Stated exercise: Write out the data below exactly as given, without any of its pictures.

Supplied entries:
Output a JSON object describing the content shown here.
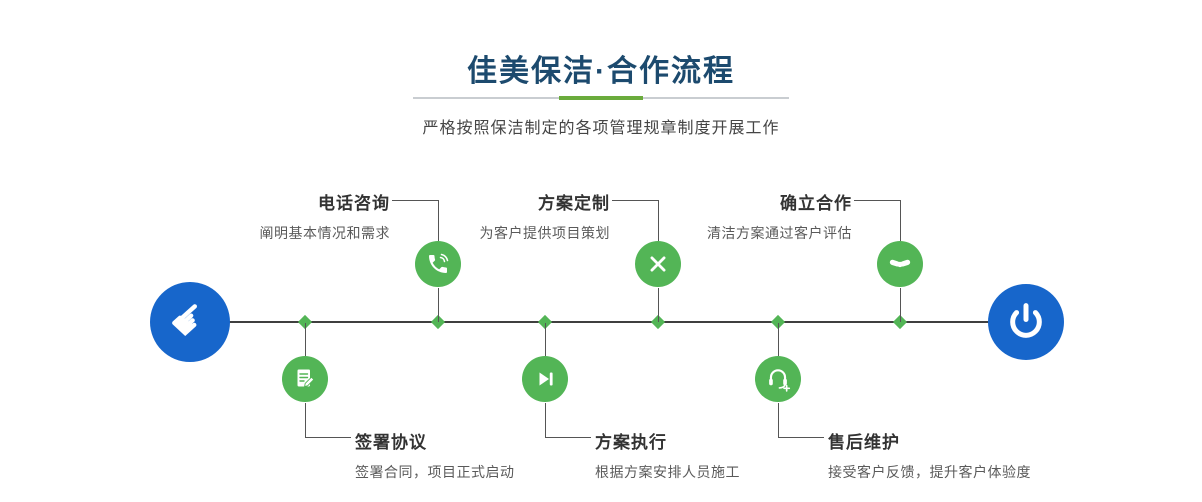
{
  "header": {
    "title": "佳美保洁·合作流程",
    "subtitle": "严格按照保洁制定的各项管理规章制度开展工作"
  },
  "flow": {
    "start_icon": "pointing-hand-icon",
    "end_icon": "power-icon",
    "colors": {
      "title_blue": "#1c4a6e",
      "node_blue": "#1766cb",
      "step_green": "#53b556",
      "divider_accent_green": "#6aab3c",
      "line_dark": "#3f3f3f"
    },
    "steps": [
      {
        "title": "电话咨询",
        "desc": "阐明基本情况和需求",
        "icon": "phone-icon",
        "position": "top"
      },
      {
        "title": "签署协议",
        "desc": "签署合同，项目正式启动",
        "icon": "contract-icon",
        "position": "bottom"
      },
      {
        "title": "方案定制",
        "desc": "为客户提供项目策划",
        "icon": "design-tools-icon",
        "position": "top"
      },
      {
        "title": "方案执行",
        "desc": "根据方案安排人员施工",
        "icon": "play-icon",
        "position": "bottom"
      },
      {
        "title": "确立合作",
        "desc": "清洁方案通过客户评估",
        "icon": "handshake-icon",
        "position": "top"
      },
      {
        "title": "售后维护",
        "desc": "接受客户反馈，提升客户体验度",
        "icon": "headset-icon",
        "position": "bottom"
      }
    ]
  }
}
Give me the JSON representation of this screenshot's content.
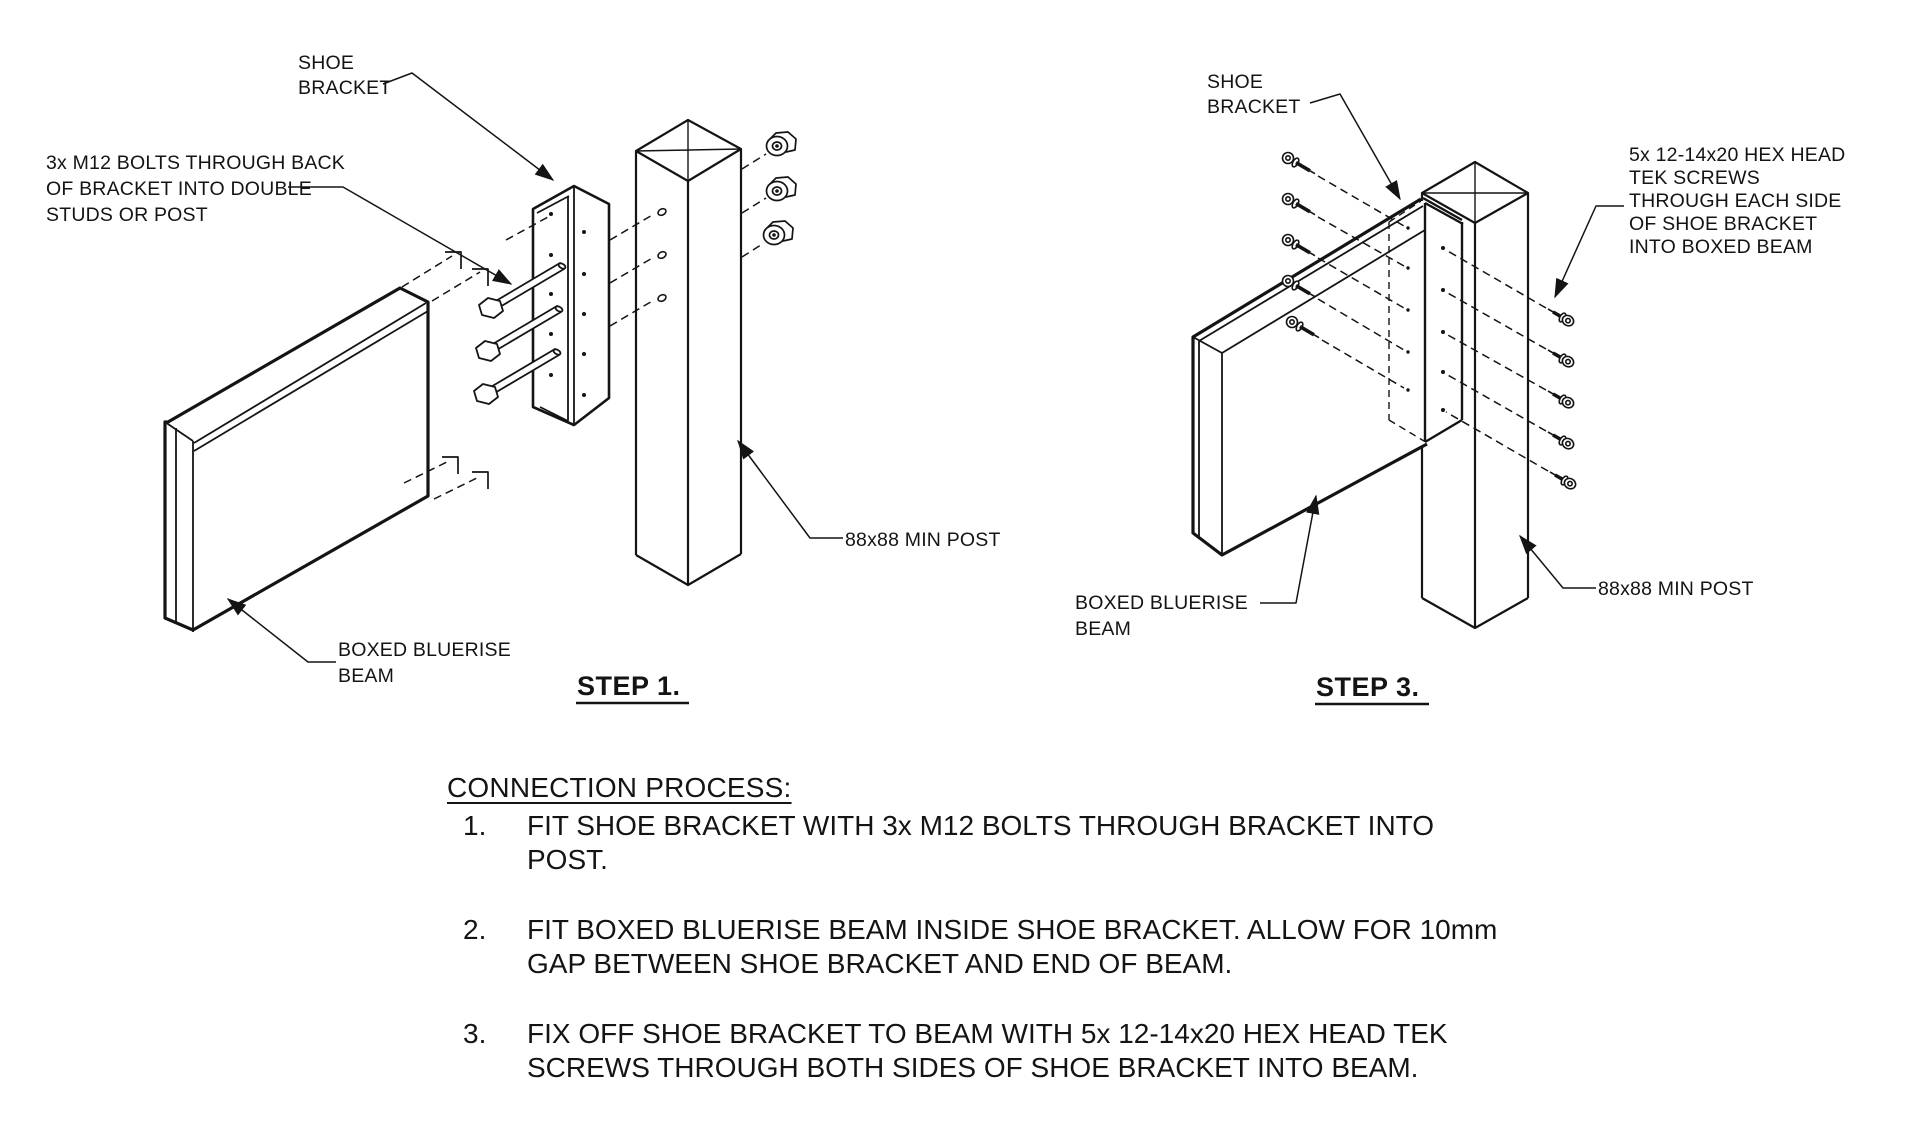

Expected answer:
Output a JSON object describing the content shown here.
{
  "header": {
    "title": "佳美保洁·合作流程",
    "subtitle": "严格按照保洁制定的各项管理规章制度开展工作"
  },
  "flow": {
    "start_icon": "pointing-hand-icon",
    "end_icon": "power-icon",
    "colors": {
      "title_blue": "#1c4a6e",
      "node_blue": "#1766cb",
      "step_green": "#53b556",
      "divider_accent_green": "#6aab3c",
      "line_dark": "#3f3f3f"
    },
    "steps": [
      {
        "title": "电话咨询",
        "desc": "阐明基本情况和需求",
        "icon": "phone-icon",
        "position": "top"
      },
      {
        "title": "签署协议",
        "desc": "签署合同，项目正式启动",
        "icon": "contract-icon",
        "position": "bottom"
      },
      {
        "title": "方案定制",
        "desc": "为客户提供项目策划",
        "icon": "design-tools-icon",
        "position": "top"
      },
      {
        "title": "方案执行",
        "desc": "根据方案安排人员施工",
        "icon": "play-icon",
        "position": "bottom"
      },
      {
        "title": "确立合作",
        "desc": "清洁方案通过客户评估",
        "icon": "handshake-icon",
        "position": "top"
      },
      {
        "title": "售后维护",
        "desc": "接受客户反馈，提升客户体验度",
        "icon": "headset-icon",
        "position": "bottom"
      }
    ]
  }
}
Give me the JSON representation of this screenshot's content.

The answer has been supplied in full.